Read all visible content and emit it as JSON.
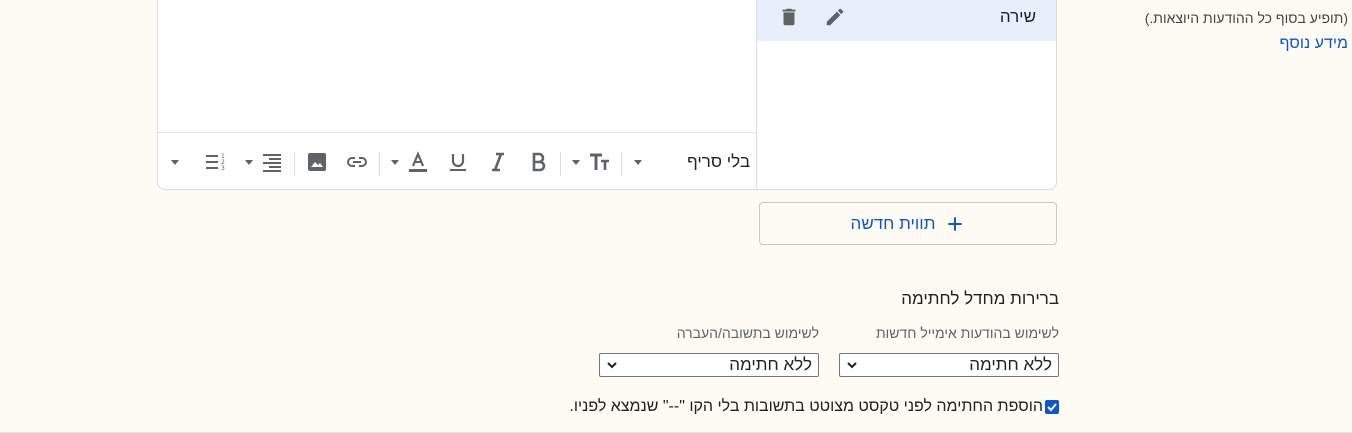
{
  "info": {
    "note": "(תופיע בסוף כל ההודעות היוצאות.)",
    "more_link": "מידע נוסף"
  },
  "signatures": {
    "items": [
      {
        "name": "שירה",
        "selected": true
      }
    ]
  },
  "editor": {
    "font": "בלי סריף",
    "toolbar_icons": [
      "font-dropdown-caret",
      "text-size-icon",
      "bold-icon",
      "italic-icon",
      "underline-icon",
      "text-color-icon",
      "link-icon",
      "image-icon",
      "align-icon",
      "list-icon",
      "more-formatting-caret"
    ]
  },
  "new_label_button": "תווית חדשה",
  "defaults": {
    "title": "ברירות מחדל לחתימה",
    "new_messages_label": "לשימוש בהודעות אימייל חדשות",
    "reply_label": "לשימוש בתשובה/העברה",
    "new_messages_value": "ללא חתימה",
    "reply_value": "ללא חתימה"
  },
  "checkbox": {
    "checked": true,
    "label": "הוספת החתימה לפני טקסט מצוטט בתשובות בלי הקו \"--\" שנמצא לפניו."
  },
  "colors": {
    "background": "#fdfbf3",
    "accent": "#0b57d0",
    "selected_item": "#e8eefa"
  }
}
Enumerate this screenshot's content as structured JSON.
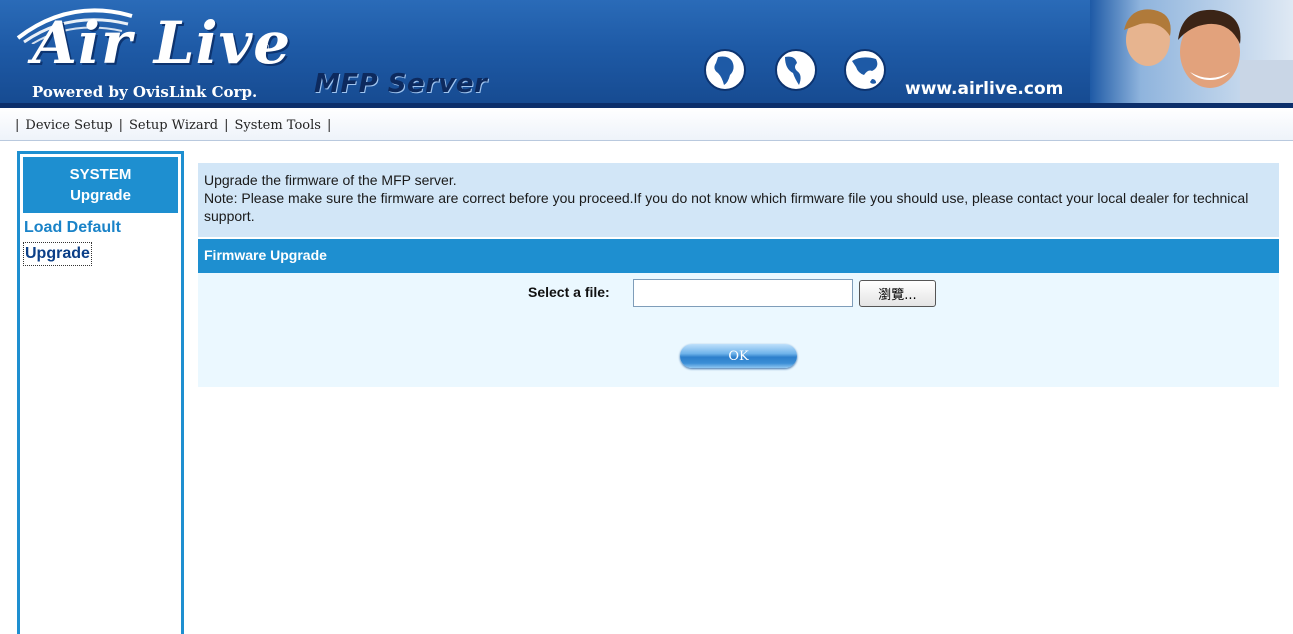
{
  "header": {
    "brand": "Air Live",
    "registered_mark": "®",
    "tagline": "Powered by OvisLink Corp.",
    "product_name": "MFP Server",
    "website": "www.airlive.com",
    "icons": [
      "globe-africa-icon",
      "globe-americas-icon",
      "globe-asia-icon"
    ]
  },
  "topnav": {
    "separator": "|",
    "items": [
      {
        "label": "Device Setup"
      },
      {
        "label": "Setup Wizard"
      },
      {
        "label": "System Tools"
      }
    ]
  },
  "sidebar": {
    "heading_line1": "SYSTEM",
    "heading_line2": "Upgrade",
    "links": [
      {
        "label": "Load Default",
        "active": false
      },
      {
        "label": "Upgrade",
        "active": true
      }
    ]
  },
  "main": {
    "notice_line1": "Upgrade the firmware of the MFP server.",
    "notice_line2": "Note: Please make sure the firmware are correct before you proceed.If you do not know which firmware file you should use, please contact your local dealer for technical support.",
    "section_title": "Firmware Upgrade",
    "file_label": "Select a file:",
    "file_value": "",
    "browse_label": "瀏覽...",
    "ok_label": "OK"
  },
  "colors": {
    "banner_blue": "#1e5aa6",
    "accent_blue": "#1e8fd0",
    "notice_bg": "#d2e6f7",
    "form_bg": "#ebf8ff"
  }
}
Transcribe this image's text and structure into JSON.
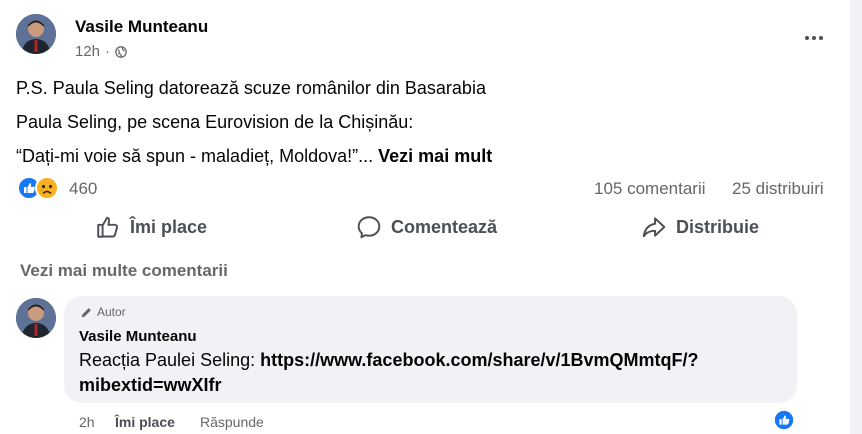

☆ ☆ ☆

▶ WHAT YOU HAVE TO DO
Keep every word of the data as it is when you write it out, but drop the pictures.

▶ RIGHT ANSWER
Read all visible content and emit it as JSON.
{
  "info": {
    "note": "(תופיע בסוף כל ההודעות היוצאות.)",
    "more_link": "מידע נוסף"
  },
  "signatures": {
    "items": [
      {
        "name": "שירה",
        "selected": true
      }
    ]
  },
  "editor": {
    "font": "בלי סריף",
    "toolbar_icons": [
      "font-dropdown-caret",
      "text-size-icon",
      "bold-icon",
      "italic-icon",
      "underline-icon",
      "text-color-icon",
      "link-icon",
      "image-icon",
      "align-icon",
      "list-icon",
      "more-formatting-caret"
    ]
  },
  "new_label_button": "תווית חדשה",
  "defaults": {
    "title": "ברירות מחדל לחתימה",
    "new_messages_label": "לשימוש בהודעות אימייל חדשות",
    "reply_label": "לשימוש בתשובה/העברה",
    "new_messages_value": "ללא חתימה",
    "reply_value": "ללא חתימה"
  },
  "checkbox": {
    "checked": true,
    "label": "הוספת החתימה לפני טקסט מצוטט בתשובות בלי הקו \"--\" שנמצא לפניו."
  },
  "colors": {
    "background": "#fdfbf3",
    "accent": "#0b57d0",
    "selected_item": "#e8eefa"
  }
}
Enumerate this screenshot's content as structured JSON.
{
  "header": {
    "brand": "Air Live",
    "registered_mark": "®",
    "tagline": "Powered by OvisLink Corp.",
    "product_name": "MFP Server",
    "website": "www.airlive.com",
    "icons": [
      "globe-africa-icon",
      "globe-americas-icon",
      "globe-asia-icon"
    ]
  },
  "topnav": {
    "separator": "|",
    "items": [
      {
        "label": "Device Setup"
      },
      {
        "label": "Setup Wizard"
      },
      {
        "label": "System Tools"
      }
    ]
  },
  "sidebar": {
    "heading_line1": "SYSTEM",
    "heading_line2": "Upgrade",
    "links": [
      {
        "label": "Load Default",
        "active": false
      },
      {
        "label": "Upgrade",
        "active": true
      }
    ]
  },
  "main": {
    "notice_line1": "Upgrade the firmware of the MFP server.",
    "notice_line2": "Note: Please make sure the firmware are correct before you proceed.If you do not know which firmware file you should use, please contact your local dealer for technical support.",
    "section_title": "Firmware Upgrade",
    "file_label": "Select a file:",
    "file_value": "",
    "browse_label": "瀏覽...",
    "ok_label": "OK"
  },
  "colors": {
    "banner_blue": "#1e5aa6",
    "accent_blue": "#1e8fd0",
    "notice_bg": "#d2e6f7",
    "form_bg": "#ebf8ff"
  }
}
Transcribe this image's text and structure into JSON.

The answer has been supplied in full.